> _The exercise_:
Gather all lines containing the string "JSON" and copy them out.

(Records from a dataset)

___

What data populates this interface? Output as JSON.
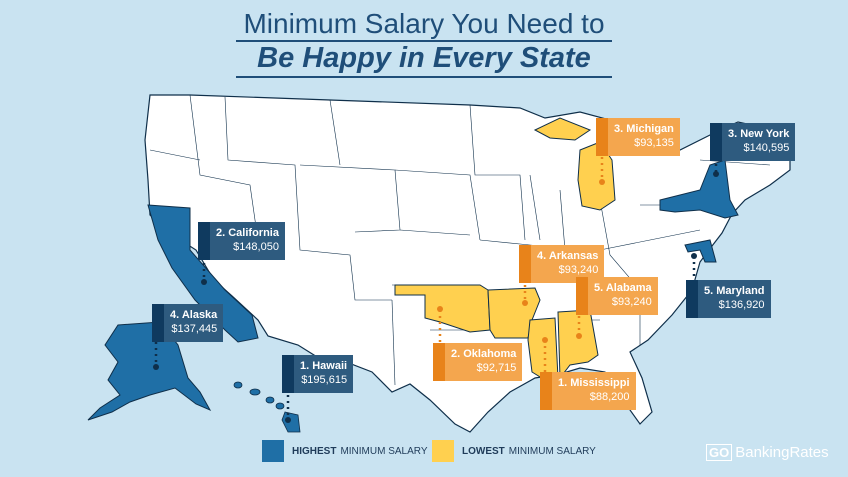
{
  "title": {
    "line1": "Minimum Salary You Need to",
    "line2": "Be Happy in Every State"
  },
  "colors": {
    "background": "#c9e3f1",
    "highest": "#1f6fa6",
    "lowest": "#ffd04f",
    "land": "#ffffff",
    "outline": "#0f2f4a"
  },
  "callouts": [
    {
      "rank": "2. California",
      "salary": "$148,050",
      "group": "highest"
    },
    {
      "rank": "4. Alaska",
      "salary": "$137,445",
      "group": "highest"
    },
    {
      "rank": "1. Hawaii",
      "salary": "$195,615",
      "group": "highest"
    },
    {
      "rank": "3. New York",
      "salary": "$140,595",
      "group": "highest"
    },
    {
      "rank": "5. Maryland",
      "salary": "$136,920",
      "group": "highest"
    },
    {
      "rank": "3. Michigan",
      "salary": "$93,135",
      "group": "lowest"
    },
    {
      "rank": "4. Arkansas",
      "salary": "$93,240",
      "group": "lowest"
    },
    {
      "rank": "5. Alabama",
      "salary": "$93,240",
      "group": "lowest"
    },
    {
      "rank": "2. Oklahoma",
      "salary": "$92,715",
      "group": "lowest"
    },
    {
      "rank": "1. Mississippi",
      "salary": "$88,200",
      "group": "lowest"
    }
  ],
  "legend": {
    "highest_bold": "HIGHEST",
    "highest_rest": "MINIMUM SALARY",
    "lowest_bold": "LOWEST",
    "lowest_rest": "MINIMUM SALARY"
  },
  "brand": {
    "go": "GO",
    "rest": "BankingRates"
  }
}
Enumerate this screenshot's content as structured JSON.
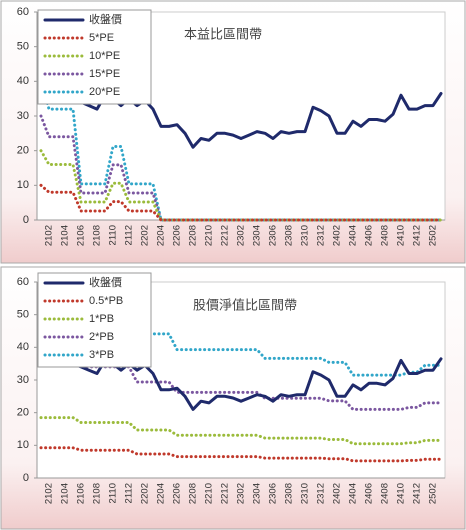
{
  "chart_data": [
    {
      "type": "line",
      "title": "本益比區間帶",
      "categories": [
        null,
        "2102",
        null,
        "2104",
        null,
        "2106",
        null,
        "2108",
        null,
        "2110",
        null,
        "2112",
        null,
        "2202",
        null,
        "2204",
        null,
        "2206",
        null,
        "2208",
        null,
        "2210",
        null,
        "2212",
        null,
        "2302",
        null,
        "2304",
        null,
        "2306",
        null,
        "2308",
        null,
        "2310",
        null,
        "2312",
        null,
        "2402",
        null,
        "2404",
        null,
        "2406",
        null,
        "2408",
        null,
        "2410",
        null,
        "2412",
        null,
        "2502",
        null
      ],
      "ylim": [
        0,
        60
      ],
      "yticks": [
        0,
        10,
        20,
        30,
        40,
        50,
        60
      ],
      "series": [
        {
          "name": "收盤價",
          "color": "#1f2a6b",
          "style": "solid",
          "values": [
            36,
            37,
            36,
            35,
            35,
            34,
            33,
            32,
            36,
            35,
            33,
            35,
            33,
            34.5,
            32,
            27,
            27,
            27.5,
            25,
            21,
            23.5,
            23,
            25,
            25,
            24.5,
            23.5,
            24.5,
            25.5,
            25,
            23.5,
            25.5,
            25,
            25.5,
            25.5,
            32.5,
            31.5,
            30,
            25,
            25,
            28.5,
            27,
            29,
            29,
            28.5,
            30.5,
            36,
            32,
            32,
            33,
            33,
            36.5
          ]
        },
        {
          "name": "5*PE",
          "color": "#c0392b",
          "style": "dotted",
          "values": [
            10,
            8,
            8,
            8,
            8,
            2.6,
            2.6,
            2.6,
            2.6,
            5.3,
            5.3,
            2.6,
            2.6,
            2.6,
            2.6,
            0,
            0,
            0,
            0,
            0,
            0,
            0,
            0,
            0,
            0,
            0,
            0,
            0,
            0,
            0,
            0,
            0,
            0,
            0,
            0,
            0,
            0,
            0,
            0,
            0,
            0,
            0,
            0,
            0,
            0,
            0,
            0,
            0,
            0,
            0,
            0
          ]
        },
        {
          "name": "10*PE",
          "color": "#9bbb3b",
          "style": "dotted",
          "values": [
            20,
            16,
            16,
            16,
            16,
            5.2,
            5.2,
            5.2,
            5.2,
            10.6,
            10.6,
            5.2,
            5.2,
            5.2,
            5.2,
            0,
            0,
            0,
            0,
            0,
            0,
            0,
            0,
            0,
            0,
            0,
            0,
            0,
            0,
            0,
            0,
            0,
            0,
            0,
            0,
            0,
            0,
            0,
            0,
            0,
            0,
            0,
            0,
            0,
            0,
            0,
            0,
            0,
            0,
            0,
            0
          ]
        },
        {
          "name": "15*PE",
          "color": "#7b57a0",
          "style": "dotted",
          "values": [
            30,
            24,
            24,
            24,
            24,
            7.8,
            7.8,
            7.8,
            7.8,
            15.9,
            15.9,
            7.8,
            7.8,
            7.8,
            7.8,
            0,
            0,
            0,
            0,
            0,
            0,
            0,
            0,
            0,
            0,
            0,
            0,
            0,
            0,
            0,
            0,
            0,
            0,
            0,
            0,
            0,
            0,
            0,
            0,
            0,
            0,
            0,
            0,
            0,
            0,
            0,
            0,
            0,
            0,
            0,
            0
          ]
        },
        {
          "name": "20*PE",
          "color": "#31a6c9",
          "style": "dotted",
          "values": [
            40,
            32,
            32,
            32,
            32,
            10.4,
            10.4,
            10.4,
            10.4,
            21.2,
            21.2,
            10.4,
            10.4,
            10.4,
            10.4,
            0,
            0,
            0,
            0,
            0,
            0,
            0,
            0,
            0,
            0,
            0,
            0,
            0,
            0,
            0,
            0,
            0,
            0,
            0,
            0,
            0,
            0,
            0,
            0,
            0,
            0,
            0,
            0,
            0,
            0,
            0,
            0,
            0,
            0,
            0,
            0
          ]
        }
      ]
    },
    {
      "type": "line",
      "title": "股價淨值比區間帶",
      "categories": [
        null,
        "2102",
        null,
        "2104",
        null,
        "2106",
        null,
        "2108",
        null,
        "2110",
        null,
        "2112",
        null,
        "2202",
        null,
        "2204",
        null,
        "2206",
        null,
        "2208",
        null,
        "2210",
        null,
        "2212",
        null,
        "2302",
        null,
        "2304",
        null,
        "2306",
        null,
        "2308",
        null,
        "2310",
        null,
        "2312",
        null,
        "2402",
        null,
        "2404",
        null,
        "2406",
        null,
        "2408",
        null,
        "2410",
        null,
        "2412",
        null,
        "2502",
        null
      ],
      "ylim": [
        0,
        60
      ],
      "yticks": [
        0,
        10,
        20,
        30,
        40,
        50,
        60
      ],
      "series": [
        {
          "name": "收盤價",
          "color": "#1f2a6b",
          "style": "solid",
          "values": [
            36,
            37,
            36,
            35,
            35,
            34,
            33,
            32,
            36,
            35,
            33,
            35,
            33,
            34.5,
            32,
            27,
            27,
            27.5,
            25,
            21,
            23.5,
            23,
            25,
            25,
            24.5,
            23.5,
            24.5,
            25.5,
            25,
            23.5,
            25.5,
            25,
            25.5,
            25.5,
            32.5,
            31.5,
            30,
            25,
            25,
            28.5,
            27,
            29,
            29,
            28.5,
            30.5,
            36,
            32,
            32,
            33,
            33,
            36.5
          ]
        },
        {
          "name": "0.5*PB",
          "color": "#c0392b",
          "style": "dotted",
          "values": [
            9.25,
            9.25,
            9.25,
            9.25,
            9.25,
            8.5,
            8.5,
            8.5,
            8.5,
            8.5,
            8.5,
            8.5,
            7.35,
            7.35,
            7.35,
            7.35,
            7.35,
            6.55,
            6.55,
            6.55,
            6.55,
            6.55,
            6.55,
            6.55,
            6.55,
            6.55,
            6.55,
            6.55,
            6.1,
            6.1,
            6.1,
            6.1,
            6.1,
            6.1,
            6.1,
            6.1,
            5.9,
            5.9,
            5.9,
            5.25,
            5.25,
            5.25,
            5.25,
            5.25,
            5.25,
            5.25,
            5.4,
            5.4,
            5.75,
            5.75,
            5.75
          ]
        },
        {
          "name": "1*PB",
          "color": "#9bbb3b",
          "style": "dotted",
          "values": [
            18.5,
            18.5,
            18.5,
            18.5,
            18.5,
            17,
            17,
            17,
            17,
            17,
            17,
            17,
            14.7,
            14.7,
            14.7,
            14.7,
            14.7,
            13.1,
            13.1,
            13.1,
            13.1,
            13.1,
            13.1,
            13.1,
            13.1,
            13.1,
            13.1,
            13.1,
            12.2,
            12.2,
            12.2,
            12.2,
            12.2,
            12.2,
            12.2,
            12.2,
            11.8,
            11.8,
            11.8,
            10.5,
            10.5,
            10.5,
            10.5,
            10.5,
            10.5,
            10.5,
            10.8,
            10.8,
            11.5,
            11.5,
            11.5
          ]
        },
        {
          "name": "2*PB",
          "color": "#7b57a0",
          "style": "dotted",
          "values": [
            37,
            37,
            37,
            37,
            37,
            34,
            34,
            34,
            34,
            34,
            34,
            34,
            29.4,
            29.4,
            29.4,
            29.4,
            29.4,
            26.2,
            26.2,
            26.2,
            26.2,
            26.2,
            26.2,
            26.2,
            26.2,
            26.2,
            26.2,
            26.2,
            24.4,
            24.4,
            24.4,
            24.4,
            24.4,
            24.4,
            24.4,
            24.4,
            23.6,
            23.6,
            23.6,
            21,
            21,
            21,
            21,
            21,
            21,
            21,
            21.6,
            21.6,
            23,
            23,
            23
          ]
        },
        {
          "name": "3*PB",
          "color": "#31a6c9",
          "style": "dotted",
          "values": [
            55.5,
            55.5,
            55.5,
            55.5,
            55.5,
            51,
            51,
            51,
            51,
            51,
            51,
            51,
            44.1,
            44.1,
            44.1,
            44.1,
            44.1,
            39.3,
            39.3,
            39.3,
            39.3,
            39.3,
            39.3,
            39.3,
            39.3,
            39.3,
            39.3,
            39.3,
            36.6,
            36.6,
            36.6,
            36.6,
            36.6,
            36.6,
            36.6,
            36.6,
            35.4,
            35.4,
            35.4,
            31.5,
            31.5,
            31.5,
            31.5,
            31.5,
            31.5,
            31.5,
            32.4,
            32.4,
            34.5,
            34.5,
            34.5
          ]
        }
      ]
    }
  ]
}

___

> _Written answer_:
What data populates this interface? Output as JSON.
Enumerate this screenshot's content as structured JSON.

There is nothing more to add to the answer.